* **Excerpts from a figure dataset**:
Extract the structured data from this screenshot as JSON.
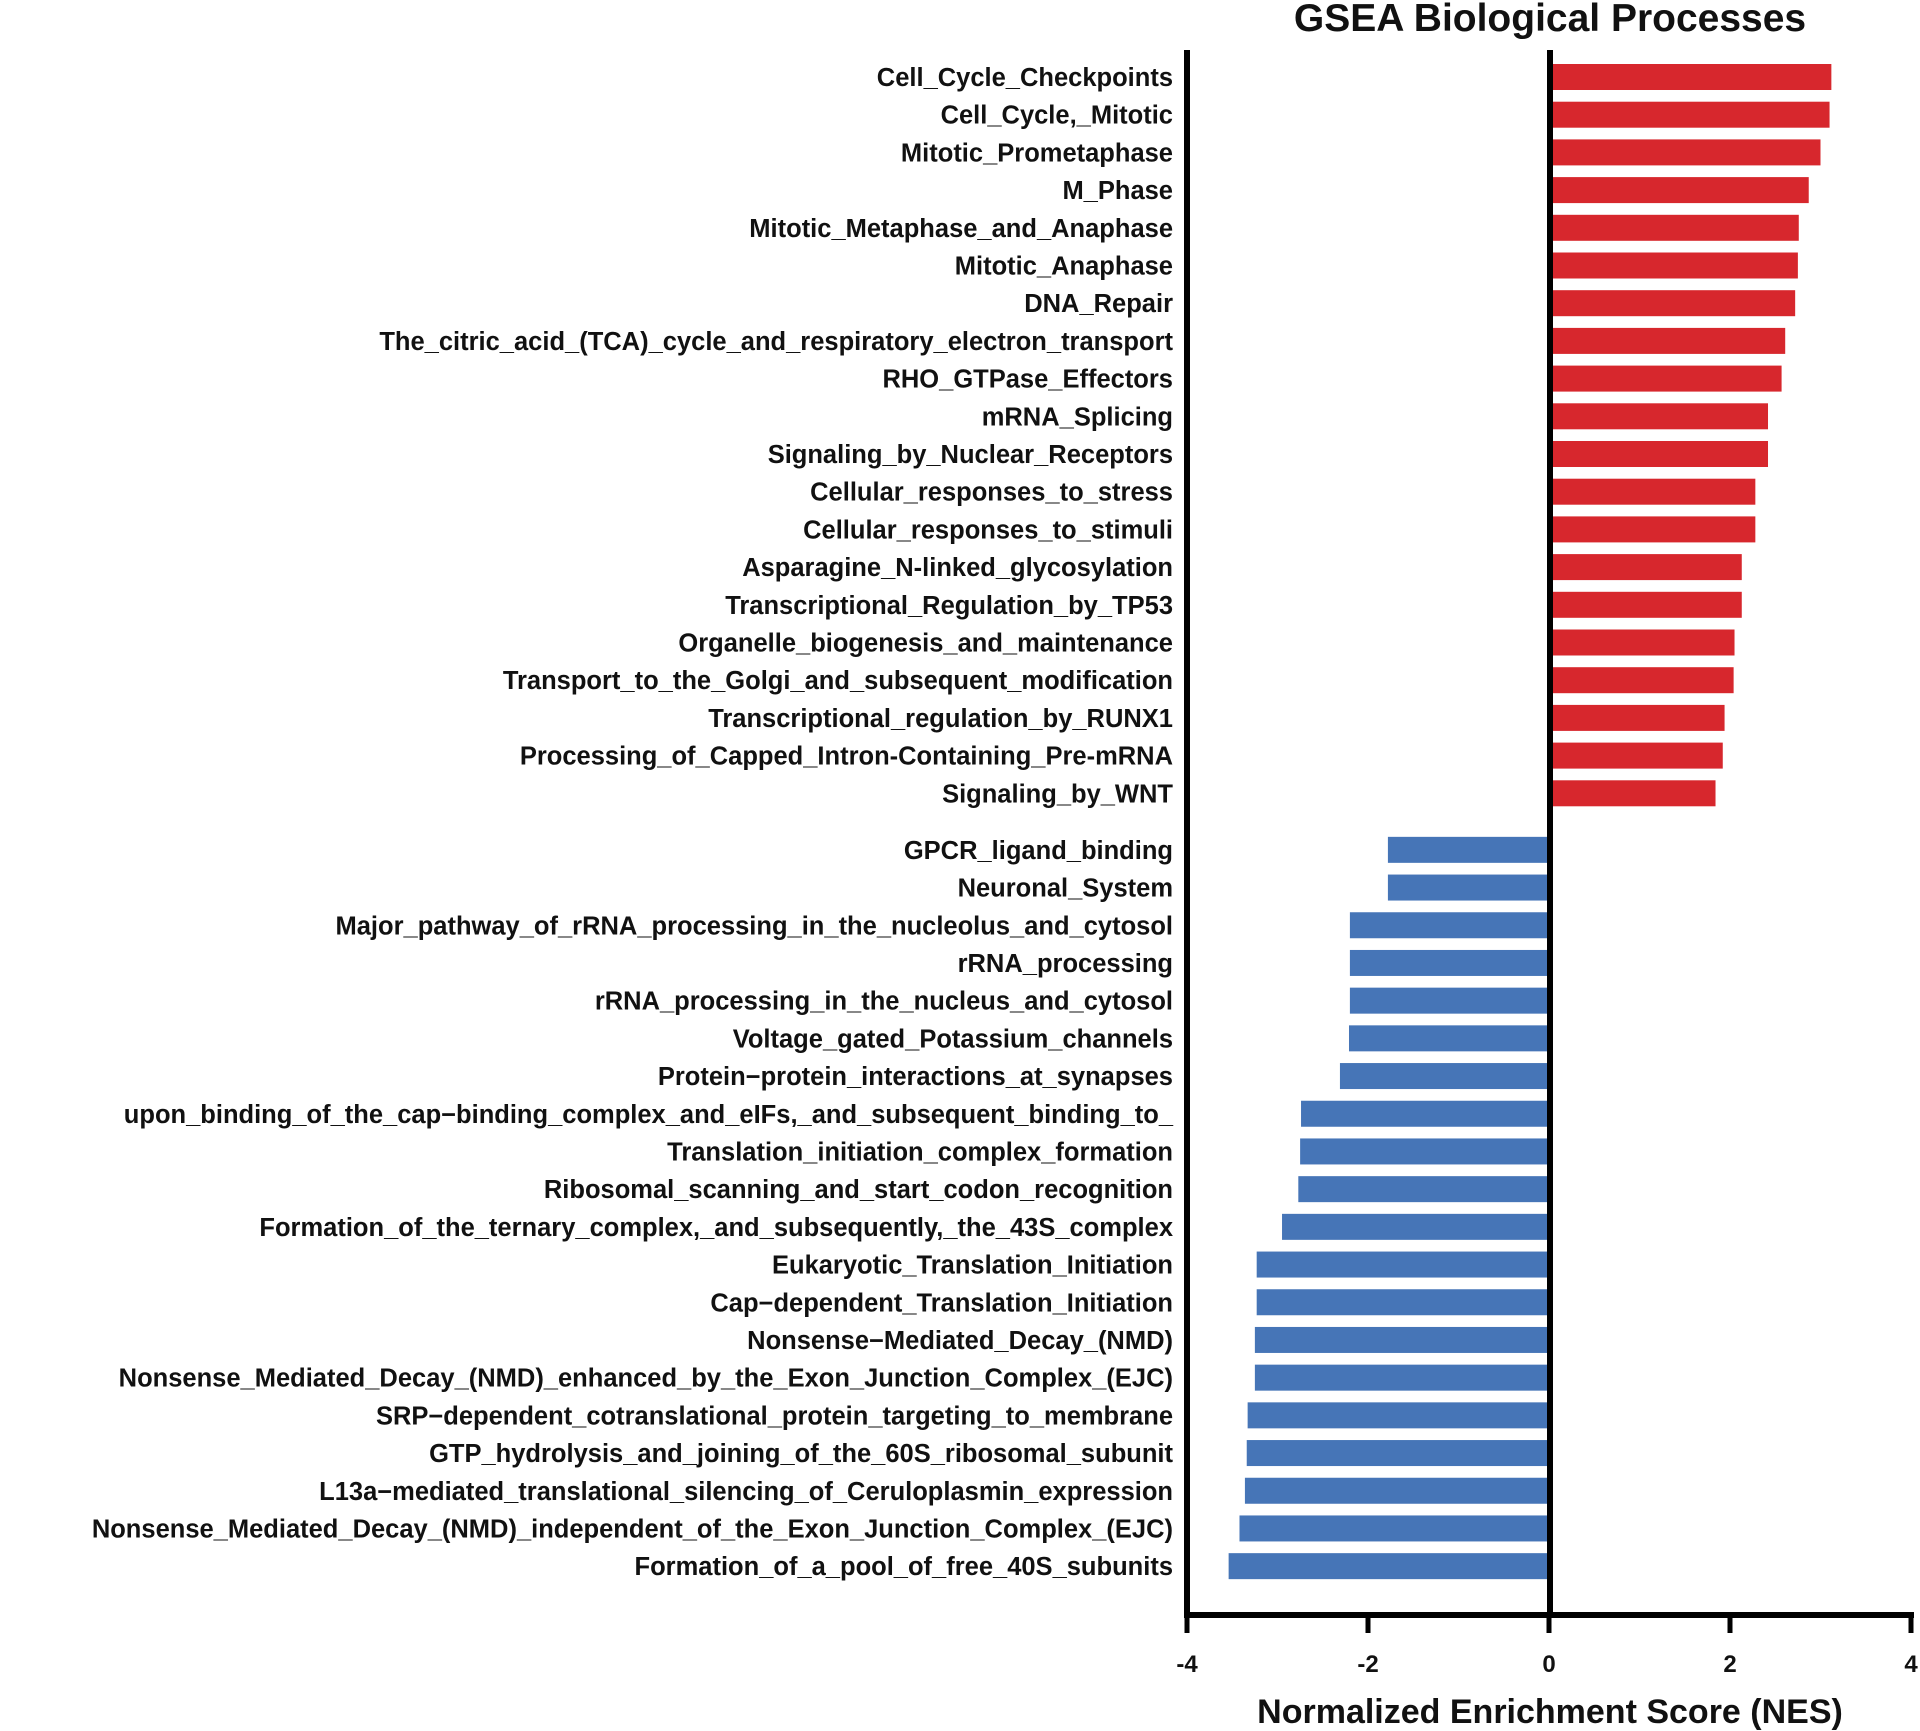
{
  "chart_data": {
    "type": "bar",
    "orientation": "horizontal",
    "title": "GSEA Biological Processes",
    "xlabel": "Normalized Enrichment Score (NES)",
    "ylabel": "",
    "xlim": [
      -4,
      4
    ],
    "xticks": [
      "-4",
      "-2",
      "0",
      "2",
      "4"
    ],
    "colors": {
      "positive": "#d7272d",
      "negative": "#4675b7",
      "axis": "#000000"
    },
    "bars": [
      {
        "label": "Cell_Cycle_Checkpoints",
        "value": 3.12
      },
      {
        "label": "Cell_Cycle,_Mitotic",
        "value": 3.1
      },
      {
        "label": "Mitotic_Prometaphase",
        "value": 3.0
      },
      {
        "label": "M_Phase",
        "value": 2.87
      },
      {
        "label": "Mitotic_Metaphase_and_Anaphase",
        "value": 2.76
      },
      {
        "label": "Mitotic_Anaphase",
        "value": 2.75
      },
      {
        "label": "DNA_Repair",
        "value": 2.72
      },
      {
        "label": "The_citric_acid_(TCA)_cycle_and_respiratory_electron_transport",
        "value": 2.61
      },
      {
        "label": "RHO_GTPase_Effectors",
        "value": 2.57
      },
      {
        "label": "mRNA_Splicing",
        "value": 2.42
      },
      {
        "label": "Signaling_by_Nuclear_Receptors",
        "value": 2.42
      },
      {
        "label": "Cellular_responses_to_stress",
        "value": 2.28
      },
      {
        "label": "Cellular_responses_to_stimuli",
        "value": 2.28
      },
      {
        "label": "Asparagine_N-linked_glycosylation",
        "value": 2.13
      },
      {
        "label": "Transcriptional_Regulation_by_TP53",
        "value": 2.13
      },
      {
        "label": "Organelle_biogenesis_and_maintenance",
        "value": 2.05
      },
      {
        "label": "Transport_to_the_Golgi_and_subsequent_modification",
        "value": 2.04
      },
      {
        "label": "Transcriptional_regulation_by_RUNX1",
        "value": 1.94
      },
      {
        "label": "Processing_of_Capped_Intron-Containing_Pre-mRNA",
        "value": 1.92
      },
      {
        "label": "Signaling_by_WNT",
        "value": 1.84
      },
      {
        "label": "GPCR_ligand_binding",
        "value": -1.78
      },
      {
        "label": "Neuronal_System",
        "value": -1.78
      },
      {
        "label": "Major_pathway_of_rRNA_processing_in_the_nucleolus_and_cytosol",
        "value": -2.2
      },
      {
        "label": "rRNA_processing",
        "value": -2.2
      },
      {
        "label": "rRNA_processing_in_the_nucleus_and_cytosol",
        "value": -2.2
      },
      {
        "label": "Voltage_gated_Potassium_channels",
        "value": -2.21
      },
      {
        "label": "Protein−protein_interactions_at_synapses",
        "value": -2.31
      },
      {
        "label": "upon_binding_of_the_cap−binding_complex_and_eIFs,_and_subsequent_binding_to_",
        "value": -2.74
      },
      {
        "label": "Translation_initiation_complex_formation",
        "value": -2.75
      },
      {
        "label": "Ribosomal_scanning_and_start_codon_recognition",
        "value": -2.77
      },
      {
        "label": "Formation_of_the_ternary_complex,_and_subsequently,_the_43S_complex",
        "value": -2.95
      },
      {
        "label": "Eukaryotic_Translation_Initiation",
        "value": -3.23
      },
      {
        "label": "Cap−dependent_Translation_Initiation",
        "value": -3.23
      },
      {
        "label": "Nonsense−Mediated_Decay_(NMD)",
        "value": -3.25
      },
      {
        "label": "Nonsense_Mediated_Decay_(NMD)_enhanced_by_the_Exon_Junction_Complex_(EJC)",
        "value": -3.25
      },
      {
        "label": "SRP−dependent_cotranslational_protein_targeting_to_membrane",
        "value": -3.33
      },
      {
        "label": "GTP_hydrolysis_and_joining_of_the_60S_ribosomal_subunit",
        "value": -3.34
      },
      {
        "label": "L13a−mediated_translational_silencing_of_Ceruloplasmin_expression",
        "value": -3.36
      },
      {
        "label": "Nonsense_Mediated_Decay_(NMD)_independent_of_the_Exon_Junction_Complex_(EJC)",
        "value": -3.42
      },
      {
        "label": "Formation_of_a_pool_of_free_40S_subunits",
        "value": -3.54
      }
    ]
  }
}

--

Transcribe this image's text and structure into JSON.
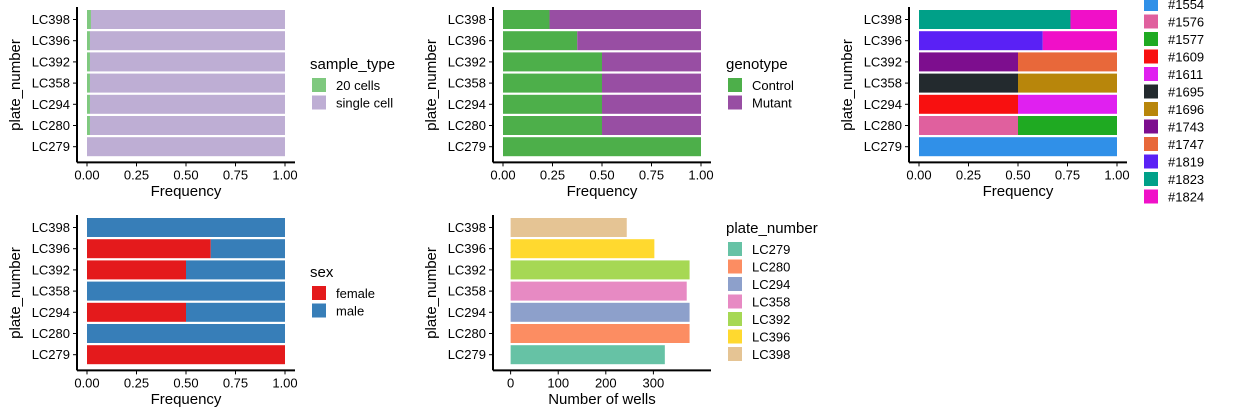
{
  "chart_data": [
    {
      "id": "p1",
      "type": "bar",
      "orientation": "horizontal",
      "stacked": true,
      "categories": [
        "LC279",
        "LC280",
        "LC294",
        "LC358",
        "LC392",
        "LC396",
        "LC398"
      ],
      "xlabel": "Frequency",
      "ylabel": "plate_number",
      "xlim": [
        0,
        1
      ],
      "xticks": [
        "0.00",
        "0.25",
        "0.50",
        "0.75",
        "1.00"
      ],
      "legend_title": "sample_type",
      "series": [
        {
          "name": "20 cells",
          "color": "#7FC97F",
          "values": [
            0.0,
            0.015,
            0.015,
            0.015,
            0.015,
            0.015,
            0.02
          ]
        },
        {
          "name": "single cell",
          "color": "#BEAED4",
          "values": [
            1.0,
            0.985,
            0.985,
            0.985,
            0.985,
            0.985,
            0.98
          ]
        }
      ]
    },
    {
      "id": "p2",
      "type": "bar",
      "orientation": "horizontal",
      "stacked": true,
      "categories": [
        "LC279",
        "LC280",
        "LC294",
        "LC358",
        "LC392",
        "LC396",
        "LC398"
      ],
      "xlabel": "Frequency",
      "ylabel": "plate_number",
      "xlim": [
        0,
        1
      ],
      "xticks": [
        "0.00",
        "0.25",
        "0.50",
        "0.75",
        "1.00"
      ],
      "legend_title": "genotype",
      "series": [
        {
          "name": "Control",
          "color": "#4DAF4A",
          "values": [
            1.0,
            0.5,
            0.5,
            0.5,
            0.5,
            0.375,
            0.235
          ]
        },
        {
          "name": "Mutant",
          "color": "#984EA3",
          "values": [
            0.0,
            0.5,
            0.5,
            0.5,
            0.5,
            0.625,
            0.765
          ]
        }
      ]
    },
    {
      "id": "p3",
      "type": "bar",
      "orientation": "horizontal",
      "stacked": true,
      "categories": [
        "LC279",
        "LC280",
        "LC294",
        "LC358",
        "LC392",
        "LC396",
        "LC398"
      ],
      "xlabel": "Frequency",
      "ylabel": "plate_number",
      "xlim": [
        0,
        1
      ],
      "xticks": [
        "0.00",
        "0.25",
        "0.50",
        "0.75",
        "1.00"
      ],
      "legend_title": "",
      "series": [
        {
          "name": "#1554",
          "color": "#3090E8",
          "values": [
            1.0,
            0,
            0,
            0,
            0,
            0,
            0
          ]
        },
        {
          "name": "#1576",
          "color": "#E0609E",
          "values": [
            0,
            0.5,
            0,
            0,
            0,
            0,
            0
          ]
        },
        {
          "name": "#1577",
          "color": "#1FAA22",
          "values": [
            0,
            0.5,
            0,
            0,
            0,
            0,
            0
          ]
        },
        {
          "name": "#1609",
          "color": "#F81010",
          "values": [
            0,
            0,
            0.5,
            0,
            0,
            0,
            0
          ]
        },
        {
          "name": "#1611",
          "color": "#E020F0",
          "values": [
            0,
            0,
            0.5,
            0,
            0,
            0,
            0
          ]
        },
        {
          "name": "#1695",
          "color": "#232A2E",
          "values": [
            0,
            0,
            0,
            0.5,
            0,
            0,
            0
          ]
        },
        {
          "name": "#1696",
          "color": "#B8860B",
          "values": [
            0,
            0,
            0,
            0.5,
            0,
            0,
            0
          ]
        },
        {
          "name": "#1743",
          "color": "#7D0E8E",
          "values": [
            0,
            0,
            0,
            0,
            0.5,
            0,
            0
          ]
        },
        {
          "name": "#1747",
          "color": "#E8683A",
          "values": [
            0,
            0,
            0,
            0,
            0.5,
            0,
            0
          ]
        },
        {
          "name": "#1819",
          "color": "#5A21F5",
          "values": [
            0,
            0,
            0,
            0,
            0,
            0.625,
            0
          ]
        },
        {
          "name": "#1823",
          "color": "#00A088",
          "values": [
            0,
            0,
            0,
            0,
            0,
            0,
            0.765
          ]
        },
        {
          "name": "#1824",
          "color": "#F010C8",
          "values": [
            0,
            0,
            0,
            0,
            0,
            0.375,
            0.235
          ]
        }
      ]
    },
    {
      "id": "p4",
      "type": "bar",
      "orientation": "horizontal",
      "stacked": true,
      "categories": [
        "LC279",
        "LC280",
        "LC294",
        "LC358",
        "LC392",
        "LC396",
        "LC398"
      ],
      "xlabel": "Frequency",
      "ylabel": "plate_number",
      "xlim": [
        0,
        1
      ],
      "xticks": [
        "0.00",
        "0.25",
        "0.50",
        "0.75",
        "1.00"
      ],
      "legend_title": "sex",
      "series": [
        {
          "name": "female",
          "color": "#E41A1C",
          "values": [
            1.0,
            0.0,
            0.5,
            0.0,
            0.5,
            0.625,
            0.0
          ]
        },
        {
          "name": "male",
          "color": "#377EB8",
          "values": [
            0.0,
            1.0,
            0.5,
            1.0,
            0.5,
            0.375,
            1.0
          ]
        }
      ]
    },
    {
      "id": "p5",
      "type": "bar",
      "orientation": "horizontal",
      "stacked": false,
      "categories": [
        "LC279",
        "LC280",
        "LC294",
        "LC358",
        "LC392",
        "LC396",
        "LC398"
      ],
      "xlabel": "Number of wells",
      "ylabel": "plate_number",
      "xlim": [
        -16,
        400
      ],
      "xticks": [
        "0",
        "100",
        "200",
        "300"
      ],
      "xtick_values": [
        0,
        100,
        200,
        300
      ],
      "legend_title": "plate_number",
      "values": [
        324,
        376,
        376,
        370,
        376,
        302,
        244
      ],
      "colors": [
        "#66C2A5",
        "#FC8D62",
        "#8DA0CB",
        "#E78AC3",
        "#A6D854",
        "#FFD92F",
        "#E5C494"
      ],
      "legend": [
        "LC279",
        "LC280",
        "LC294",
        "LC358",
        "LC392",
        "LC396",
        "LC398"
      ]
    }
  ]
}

--

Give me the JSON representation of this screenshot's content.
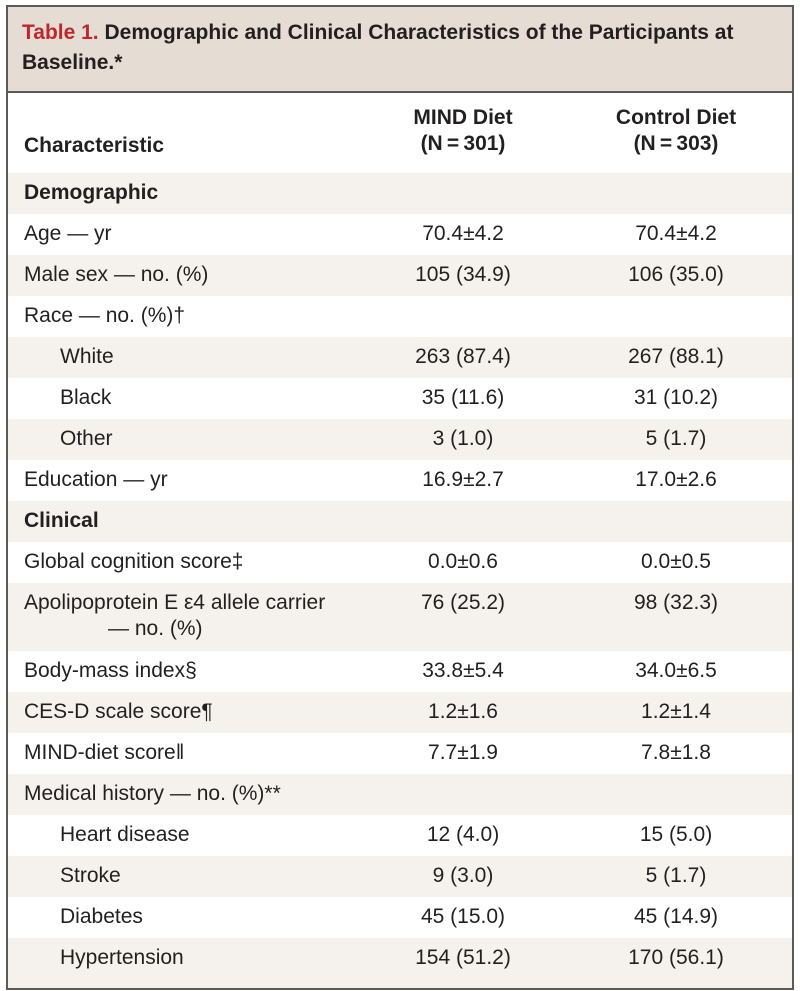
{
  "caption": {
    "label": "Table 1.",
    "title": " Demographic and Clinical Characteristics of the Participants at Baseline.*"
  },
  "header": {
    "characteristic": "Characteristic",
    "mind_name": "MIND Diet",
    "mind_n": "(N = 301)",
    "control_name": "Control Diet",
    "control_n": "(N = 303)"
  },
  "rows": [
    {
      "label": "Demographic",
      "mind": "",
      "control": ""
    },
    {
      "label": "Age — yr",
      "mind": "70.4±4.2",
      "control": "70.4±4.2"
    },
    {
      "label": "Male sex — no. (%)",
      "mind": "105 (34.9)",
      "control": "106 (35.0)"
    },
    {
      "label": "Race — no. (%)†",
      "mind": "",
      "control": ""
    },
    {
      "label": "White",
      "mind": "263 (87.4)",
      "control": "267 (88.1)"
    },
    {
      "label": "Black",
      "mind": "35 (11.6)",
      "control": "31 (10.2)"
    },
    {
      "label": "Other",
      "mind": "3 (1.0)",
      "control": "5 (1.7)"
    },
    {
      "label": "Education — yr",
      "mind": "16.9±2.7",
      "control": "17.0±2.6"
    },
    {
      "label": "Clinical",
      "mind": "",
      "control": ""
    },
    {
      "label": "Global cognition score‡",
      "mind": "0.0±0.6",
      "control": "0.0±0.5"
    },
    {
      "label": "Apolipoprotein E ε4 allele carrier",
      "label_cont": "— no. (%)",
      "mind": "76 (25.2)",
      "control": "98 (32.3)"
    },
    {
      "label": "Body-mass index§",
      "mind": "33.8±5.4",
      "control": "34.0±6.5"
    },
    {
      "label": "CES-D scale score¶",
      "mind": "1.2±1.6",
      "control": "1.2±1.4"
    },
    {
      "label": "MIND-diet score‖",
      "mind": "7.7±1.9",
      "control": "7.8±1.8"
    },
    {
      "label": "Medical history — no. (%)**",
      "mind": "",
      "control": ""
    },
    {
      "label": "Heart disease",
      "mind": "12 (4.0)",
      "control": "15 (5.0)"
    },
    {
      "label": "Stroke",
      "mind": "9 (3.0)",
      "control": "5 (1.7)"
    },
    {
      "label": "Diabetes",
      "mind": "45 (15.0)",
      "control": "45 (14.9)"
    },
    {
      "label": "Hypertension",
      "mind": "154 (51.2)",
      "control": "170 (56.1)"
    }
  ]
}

* **What the exercise asks**: From the entries above, copy every line that holds the word "Clinical".

* **Exercise output**:
    "title": " Demographic and Clinical Characteristics of the Participants at Baseline.*"
      "label": "Clinical",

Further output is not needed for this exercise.